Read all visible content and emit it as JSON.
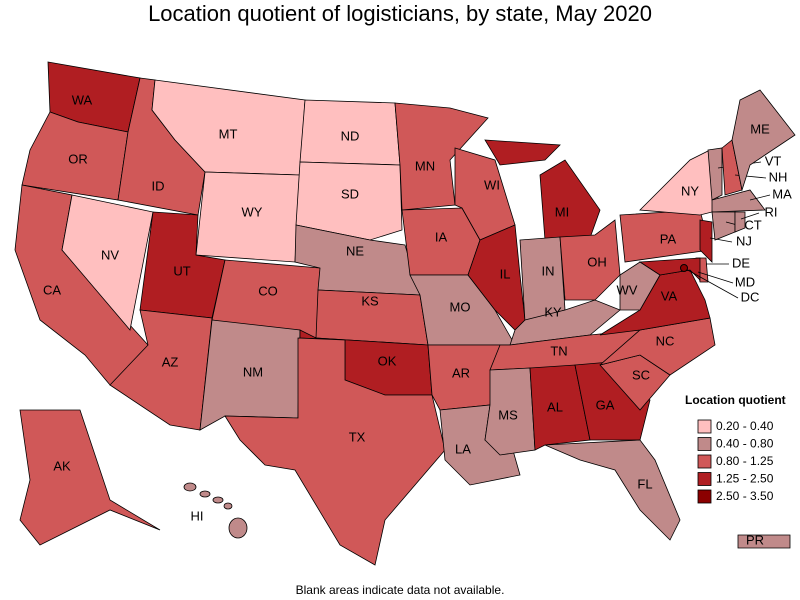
{
  "title": "Location quotient of logisticians, by state, May 2020",
  "footnote": "Blank areas indicate data not available.",
  "legend": {
    "title": "Location quotient",
    "items": [
      {
        "label": "0.20 - 0.40",
        "color": "#ffbfbf"
      },
      {
        "label": "0.40 - 0.80",
        "color": "#c08a8a"
      },
      {
        "label": "0.80 - 1.25",
        "color": "#d05858"
      },
      {
        "label": "1.25 - 2.50",
        "color": "#b01e22"
      },
      {
        "label": "2.50 - 3.50",
        "color": "#8b0000"
      }
    ]
  },
  "states": [
    {
      "abbr": "WA",
      "color": "#b01e22"
    },
    {
      "abbr": "OR",
      "color": "#d05858"
    },
    {
      "abbr": "CA",
      "color": "#d05858"
    },
    {
      "abbr": "NV",
      "color": "#ffbfbf"
    },
    {
      "abbr": "ID",
      "color": "#d05858"
    },
    {
      "abbr": "MT",
      "color": "#ffbfbf"
    },
    {
      "abbr": "WY",
      "color": "#ffbfbf"
    },
    {
      "abbr": "UT",
      "color": "#b01e22"
    },
    {
      "abbr": "AZ",
      "color": "#d05858"
    },
    {
      "abbr": "CO",
      "color": "#d05858"
    },
    {
      "abbr": "NM",
      "color": "#c08a8a"
    },
    {
      "abbr": "ND",
      "color": "#ffbfbf"
    },
    {
      "abbr": "SD",
      "color": "#ffbfbf"
    },
    {
      "abbr": "NE",
      "color": "#c08a8a"
    },
    {
      "abbr": "KS",
      "color": "#d05858"
    },
    {
      "abbr": "OK",
      "color": "#b01e22"
    },
    {
      "abbr": "TX",
      "color": "#d05858"
    },
    {
      "abbr": "MN",
      "color": "#d05858"
    },
    {
      "abbr": "IA",
      "color": "#d05858"
    },
    {
      "abbr": "MO",
      "color": "#c08a8a"
    },
    {
      "abbr": "AR",
      "color": "#d05858"
    },
    {
      "abbr": "LA",
      "color": "#c08a8a"
    },
    {
      "abbr": "WI",
      "color": "#d05858"
    },
    {
      "abbr": "IL",
      "color": "#b01e22"
    },
    {
      "abbr": "MI",
      "color": "#b01e22"
    },
    {
      "abbr": "IN",
      "color": "#c08a8a"
    },
    {
      "abbr": "OH",
      "color": "#d05858"
    },
    {
      "abbr": "KY",
      "color": "#c08a8a"
    },
    {
      "abbr": "TN",
      "color": "#d05858"
    },
    {
      "abbr": "MS",
      "color": "#c08a8a"
    },
    {
      "abbr": "AL",
      "color": "#b01e22"
    },
    {
      "abbr": "GA",
      "color": "#b01e22"
    },
    {
      "abbr": "FL",
      "color": "#c08a8a"
    },
    {
      "abbr": "SC",
      "color": "#d05858"
    },
    {
      "abbr": "NC",
      "color": "#d05858"
    },
    {
      "abbr": "VA",
      "color": "#b01e22"
    },
    {
      "abbr": "WV",
      "color": "#c08a8a"
    },
    {
      "abbr": "PA",
      "color": "#d05858"
    },
    {
      "abbr": "NY",
      "color": "#ffbfbf"
    },
    {
      "abbr": "NJ",
      "color": "#b01e22"
    },
    {
      "abbr": "DE",
      "color": "#d05858"
    },
    {
      "abbr": "MD",
      "color": "#b01e22"
    },
    {
      "abbr": "DC",
      "color": "#8b0000"
    },
    {
      "abbr": "VT",
      "color": "#c08a8a"
    },
    {
      "abbr": "NH",
      "color": "#d05858"
    },
    {
      "abbr": "ME",
      "color": "#c08a8a"
    },
    {
      "abbr": "MA",
      "color": "#c08a8a"
    },
    {
      "abbr": "CT",
      "color": "#c08a8a"
    },
    {
      "abbr": "RI",
      "color": "#c08a8a"
    },
    {
      "abbr": "AK",
      "color": "#d05858"
    },
    {
      "abbr": "HI",
      "color": "#c08a8a"
    },
    {
      "abbr": "PR",
      "color": "#c08a8a"
    }
  ]
}
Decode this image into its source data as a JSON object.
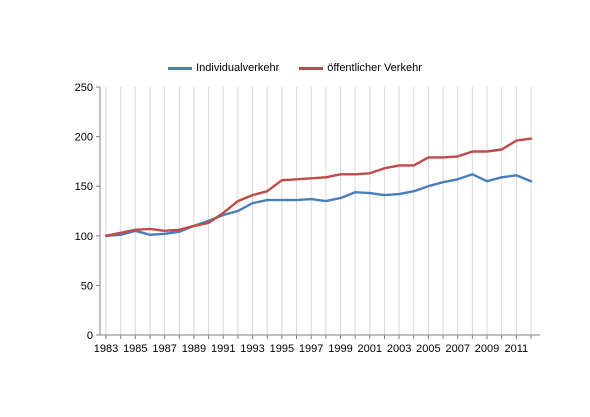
{
  "chart_data": {
    "type": "line",
    "title": "",
    "xlabel": "",
    "ylabel": "",
    "ylim": [
      0,
      250
    ],
    "yticks": [
      0,
      50,
      100,
      150,
      200,
      250
    ],
    "x": [
      1983,
      1984,
      1985,
      1986,
      1987,
      1988,
      1989,
      1990,
      1991,
      1992,
      1993,
      1994,
      1995,
      1996,
      1997,
      1998,
      1999,
      2000,
      2001,
      2002,
      2003,
      2004,
      2005,
      2006,
      2007,
      2008,
      2009,
      2010,
      2011,
      2012
    ],
    "xtick_labels": [
      "1983",
      "1985",
      "1987",
      "1989",
      "1991",
      "1993",
      "1995",
      "1997",
      "1999",
      "2001",
      "2003",
      "2005",
      "2007",
      "2009",
      "2011"
    ],
    "grid": "vertical",
    "legend_position": "top",
    "series": [
      {
        "name": "Individualverkehr",
        "color": "#4a7ebb",
        "values": [
          100,
          101,
          105,
          101,
          102,
          104,
          110,
          115,
          121,
          125,
          133,
          136,
          136,
          136,
          137,
          135,
          138,
          144,
          143,
          141,
          142,
          145,
          150,
          154,
          157,
          162,
          155,
          159,
          161,
          155
        ]
      },
      {
        "name": "öffentlicher Verkehr",
        "color": "#be4b48",
        "values": [
          100,
          103,
          106,
          107,
          105,
          106,
          110,
          113,
          123,
          135,
          141,
          145,
          156,
          157,
          158,
          159,
          162,
          162,
          163,
          168,
          171,
          171,
          179,
          179,
          180,
          185,
          185,
          187,
          196,
          198
        ]
      }
    ]
  }
}
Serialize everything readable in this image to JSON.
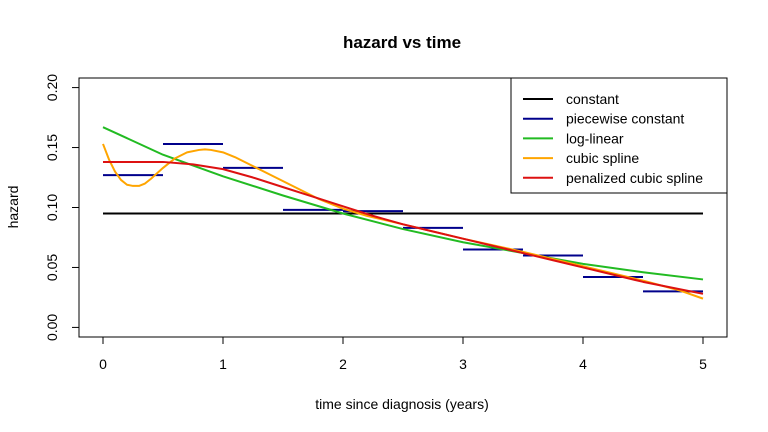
{
  "chart_data": {
    "type": "line",
    "title": "hazard vs time",
    "xlabel": "time since diagnosis (years)",
    "ylabel": "hazard",
    "xlim": [
      -0.2,
      5.2
    ],
    "ylim": [
      -0.008,
      0.208
    ],
    "xticks": [
      "0",
      "1",
      "2",
      "3",
      "4",
      "5"
    ],
    "yticks": [
      "0.00",
      "0.05",
      "0.10",
      "0.15",
      "0.20"
    ],
    "grid": false,
    "legend_position": "top-right",
    "series": [
      {
        "name": "constant",
        "color": "#000000",
        "kind": "line",
        "points": [
          [
            0,
            0.095
          ],
          [
            5,
            0.095
          ]
        ]
      },
      {
        "name": "piecewise constant",
        "color": "#00008b",
        "kind": "steps",
        "segments": [
          [
            0.0,
            0.5,
            0.127
          ],
          [
            0.5,
            1.0,
            0.153
          ],
          [
            1.0,
            1.5,
            0.133
          ],
          [
            1.5,
            2.0,
            0.098
          ],
          [
            2.0,
            2.5,
            0.097
          ],
          [
            2.5,
            3.0,
            0.083
          ],
          [
            3.0,
            3.5,
            0.065
          ],
          [
            3.5,
            4.0,
            0.06
          ],
          [
            4.0,
            4.5,
            0.042
          ],
          [
            4.5,
            5.0,
            0.03
          ]
        ]
      },
      {
        "name": "log-linear",
        "color": "#22bb22",
        "kind": "line",
        "points": [
          [
            0,
            0.167
          ],
          [
            0.5,
            0.144
          ],
          [
            1,
            0.126
          ],
          [
            1.5,
            0.11
          ],
          [
            2,
            0.095
          ],
          [
            2.5,
            0.082
          ],
          [
            3,
            0.071
          ],
          [
            3.5,
            0.062
          ],
          [
            4,
            0.053
          ],
          [
            4.5,
            0.046
          ],
          [
            5,
            0.04
          ]
        ]
      },
      {
        "name": "cubic spline",
        "color": "#ffa500",
        "kind": "line",
        "points": [
          [
            0,
            0.153
          ],
          [
            0.05,
            0.14
          ],
          [
            0.1,
            0.13
          ],
          [
            0.15,
            0.123
          ],
          [
            0.2,
            0.119
          ],
          [
            0.25,
            0.118
          ],
          [
            0.3,
            0.118
          ],
          [
            0.35,
            0.12
          ],
          [
            0.4,
            0.124
          ],
          [
            0.5,
            0.133
          ],
          [
            0.6,
            0.141
          ],
          [
            0.7,
            0.146
          ],
          [
            0.8,
            0.148
          ],
          [
            0.85,
            0.1485
          ],
          [
            0.9,
            0.148
          ],
          [
            1.0,
            0.146
          ],
          [
            1.1,
            0.142
          ],
          [
            1.2,
            0.137
          ],
          [
            1.4,
            0.127
          ],
          [
            1.6,
            0.117
          ],
          [
            1.8,
            0.107
          ],
          [
            2.0,
            0.099
          ],
          [
            2.2,
            0.093
          ],
          [
            2.5,
            0.086
          ],
          [
            3.0,
            0.074
          ],
          [
            3.5,
            0.063
          ],
          [
            4.0,
            0.051
          ],
          [
            4.5,
            0.039
          ],
          [
            4.8,
            0.031
          ],
          [
            5.0,
            0.024
          ]
        ]
      },
      {
        "name": "penalized cubic spline",
        "color": "#dd1111",
        "kind": "line",
        "points": [
          [
            0,
            0.138
          ],
          [
            0.25,
            0.138
          ],
          [
            0.5,
            0.138
          ],
          [
            0.75,
            0.136
          ],
          [
            1.0,
            0.132
          ],
          [
            1.25,
            0.125
          ],
          [
            1.5,
            0.117
          ],
          [
            1.75,
            0.109
          ],
          [
            2.0,
            0.101
          ],
          [
            2.25,
            0.093
          ],
          [
            2.5,
            0.086
          ],
          [
            2.75,
            0.08
          ],
          [
            3.0,
            0.074
          ],
          [
            3.25,
            0.068
          ],
          [
            3.5,
            0.062
          ],
          [
            3.75,
            0.056
          ],
          [
            4.0,
            0.05
          ],
          [
            4.25,
            0.044
          ],
          [
            4.5,
            0.038
          ],
          [
            4.75,
            0.033
          ],
          [
            5.0,
            0.028
          ]
        ]
      }
    ]
  }
}
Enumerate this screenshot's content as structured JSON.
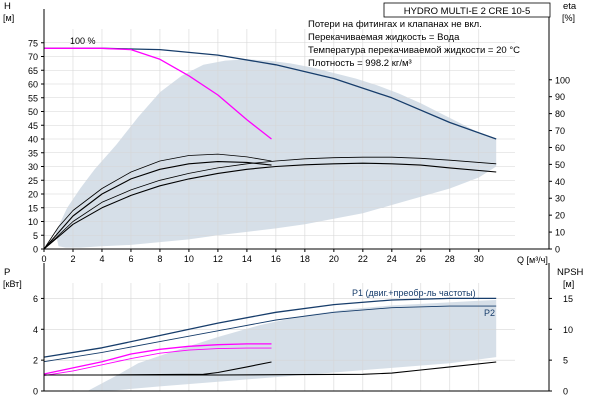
{
  "chart_data": [
    {
      "id": "head-efficiency",
      "type": "line",
      "title": "HYDRO MULTI-E 2 CRE 10-5",
      "annotations": [
        "Потери на фитингах и клапанах не вкл.",
        "Перекачиваемая жидкость = Вода",
        "Температура перекачиваемой жидкости = 20 °C",
        "Плотность = 998.2 кг/м³"
      ],
      "xlabel": "Q [м³/ч]",
      "ylabel_left": [
        "H",
        "[м]"
      ],
      "ylabel_right": [
        "eta",
        "[%]"
      ],
      "xlim": [
        0,
        32.5
      ],
      "ylim_left": [
        0,
        80
      ],
      "ylim_right": [
        0,
        130
      ],
      "x_ticks": [
        0,
        2,
        4,
        6,
        8,
        10,
        12,
        14,
        16,
        18,
        20,
        22,
        24,
        26,
        28,
        30
      ],
      "y_ticks_left": [
        0,
        5,
        10,
        15,
        20,
        25,
        30,
        35,
        40,
        45,
        50,
        55,
        60,
        65,
        70,
        75
      ],
      "y_ticks_right": [
        0,
        10,
        20,
        30,
        40,
        50,
        60,
        70,
        80,
        90,
        100
      ],
      "label_100": "100 %",
      "colors": {
        "envelope": "#c8d4e0",
        "max_curve": "#173d6b",
        "duty_curve": "#ff00ff",
        "eff_curve": "#000000",
        "grid": "#d6d6d6"
      },
      "series": [
        {
          "key": "h_max",
          "axis": "left",
          "x": [
            0,
            4,
            8,
            12,
            16,
            20,
            24,
            28,
            31.2
          ],
          "y": [
            73,
            73,
            72.5,
            70.5,
            67,
            62,
            55,
            46,
            40
          ]
        },
        {
          "key": "h_duty",
          "axis": "left",
          "x": [
            0,
            2,
            4,
            6,
            8,
            10,
            12,
            14,
            15.7
          ],
          "y": [
            73,
            73,
            73,
            72.5,
            69,
            63,
            56,
            47,
            40
          ]
        },
        {
          "key": "eta_a",
          "axis": "left",
          "x": [
            0,
            1,
            2,
            4,
            6,
            8,
            10,
            12,
            14,
            15.7
          ],
          "y": [
            0,
            6,
            12,
            20,
            25.5,
            29,
            31,
            31.8,
            31.5,
            30.5
          ]
        },
        {
          "key": "eta_b",
          "axis": "left",
          "x": [
            0,
            1,
            2,
            4,
            6,
            8,
            10,
            12,
            14,
            15.7
          ],
          "y": [
            0,
            8,
            14,
            22,
            28,
            32,
            34,
            34.5,
            33.5,
            32
          ]
        },
        {
          "key": "eta_c",
          "axis": "left",
          "x": [
            0,
            2,
            4,
            6,
            8,
            10,
            12,
            14,
            16,
            18,
            20,
            22,
            24,
            26,
            28,
            31.2
          ],
          "y": [
            0,
            9,
            15,
            19.5,
            23,
            25.5,
            27.5,
            29,
            30,
            30.6,
            31,
            31.2,
            31,
            30.5,
            29.5,
            28
          ]
        },
        {
          "key": "eta_d",
          "axis": "left",
          "x": [
            0,
            2,
            4,
            6,
            8,
            10,
            12,
            14,
            16,
            18,
            20,
            22,
            24,
            26,
            28,
            31.2
          ],
          "y": [
            0,
            10,
            17,
            21.5,
            25,
            27.5,
            29.5,
            31,
            32,
            32.8,
            33.2,
            33.4,
            33.4,
            33,
            32.3,
            31
          ]
        }
      ],
      "envelope": {
        "x": [
          0.8,
          1.6,
          2.5,
          3.5,
          5,
          6.5,
          8,
          9.5,
          11,
          12.5,
          14,
          15.5,
          17,
          18.5,
          20,
          21.5,
          23,
          24.5,
          26,
          27.5,
          29,
          30.5,
          31.2,
          31.2,
          30,
          28,
          26,
          24,
          22,
          20,
          18,
          16,
          14,
          12,
          10,
          8,
          6,
          4,
          2.5,
          1.5,
          1.0
        ],
        "y": [
          6,
          15,
          22,
          29,
          38,
          48,
          57,
          63,
          67,
          68.5,
          69,
          68.5,
          67.5,
          66,
          64,
          62,
          59.5,
          56.5,
          53,
          49,
          45,
          41,
          40,
          30,
          26,
          22,
          19,
          16,
          13,
          11,
          9,
          7.5,
          6.2,
          5,
          3.5,
          2.5,
          1.5,
          1.0,
          0.5,
          0.5,
          1.0
        ]
      }
    },
    {
      "id": "power-npsh",
      "type": "line",
      "ylabel_left": [
        "P",
        "[кВт]"
      ],
      "ylabel_right": [
        "NPSH",
        "[м]"
      ],
      "xlim": [
        0,
        32.5
      ],
      "ylim_left": [
        0,
        7
      ],
      "ylim_right": [
        0,
        17.5
      ],
      "y_ticks_left": [
        0,
        2,
        4,
        6
      ],
      "y_ticks_right": [
        0,
        5,
        10,
        15
      ],
      "legend": {
        "p1": "P1 (двиг.+преобр-ль частоты)",
        "p2": "P2"
      },
      "colors": {
        "envelope": "#c8d4e0",
        "max_curve": "#173d6b",
        "duty_curve": "#ff00ff",
        "npsh_curve": "#000000",
        "grid": "#d6d6d6"
      },
      "series": [
        {
          "key": "p1_max",
          "axis": "left",
          "x": [
            0,
            4,
            8,
            12,
            16,
            20,
            24,
            28,
            31.2
          ],
          "y": [
            2.2,
            2.8,
            3.6,
            4.4,
            5.1,
            5.6,
            5.9,
            6.0,
            6.0
          ]
        },
        {
          "key": "p2_max",
          "axis": "left",
          "x": [
            0,
            4,
            8,
            12,
            16,
            20,
            24,
            28,
            31.2
          ],
          "y": [
            1.9,
            2.5,
            3.2,
            3.9,
            4.6,
            5.1,
            5.4,
            5.5,
            5.5
          ]
        },
        {
          "key": "p1_duty",
          "axis": "left",
          "x": [
            0,
            2,
            4,
            6,
            8,
            10,
            12,
            14,
            15.7
          ],
          "y": [
            1.1,
            1.5,
            1.9,
            2.4,
            2.7,
            2.9,
            3.0,
            3.05,
            3.05
          ]
        },
        {
          "key": "p2_duty",
          "axis": "left",
          "x": [
            0,
            2,
            4,
            6,
            8,
            10,
            12,
            14,
            15.7
          ],
          "y": [
            1.0,
            1.3,
            1.7,
            2.1,
            2.45,
            2.65,
            2.75,
            2.78,
            2.78
          ]
        },
        {
          "key": "npsh_duty",
          "axis": "right",
          "x": [
            0,
            4,
            8,
            11,
            12,
            14,
            15.7
          ],
          "y": [
            2.6,
            2.6,
            2.65,
            2.7,
            3.0,
            3.9,
            4.7
          ]
        },
        {
          "key": "npsh_max",
          "axis": "right",
          "x": [
            0,
            6,
            12,
            18,
            22,
            24,
            26,
            28,
            31.2
          ],
          "y": [
            2.6,
            2.6,
            2.6,
            2.65,
            2.7,
            2.9,
            3.4,
            3.9,
            4.7
          ]
        }
      ],
      "envelope": {
        "x": [
          3,
          5,
          6.5,
          9,
          12,
          15,
          18,
          21,
          24,
          27,
          30,
          31.2,
          31.2,
          28,
          24,
          20,
          16,
          12,
          8,
          5,
          3.5
        ],
        "y": [
          0,
          1.0,
          1.8,
          2.6,
          3.5,
          4.3,
          4.9,
          5.3,
          5.55,
          5.7,
          5.85,
          5.9,
          2.2,
          1.8,
          1.5,
          1.2,
          0.9,
          0.6,
          0.3,
          0.05,
          0
        ]
      }
    }
  ]
}
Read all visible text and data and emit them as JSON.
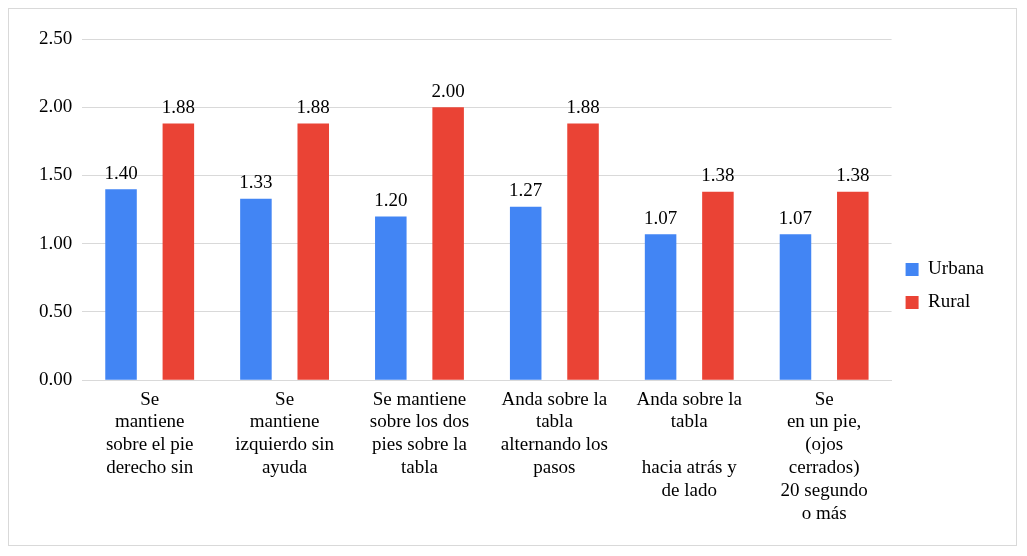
+-------+
- WHAT IS EXPECTED: Locate the word "visible" in the data above. Copy every line carrying it.

- EXERCISE RESULT:
Read all visible content and emit it as JSON.
Read all visible text and data and emit them as JSON.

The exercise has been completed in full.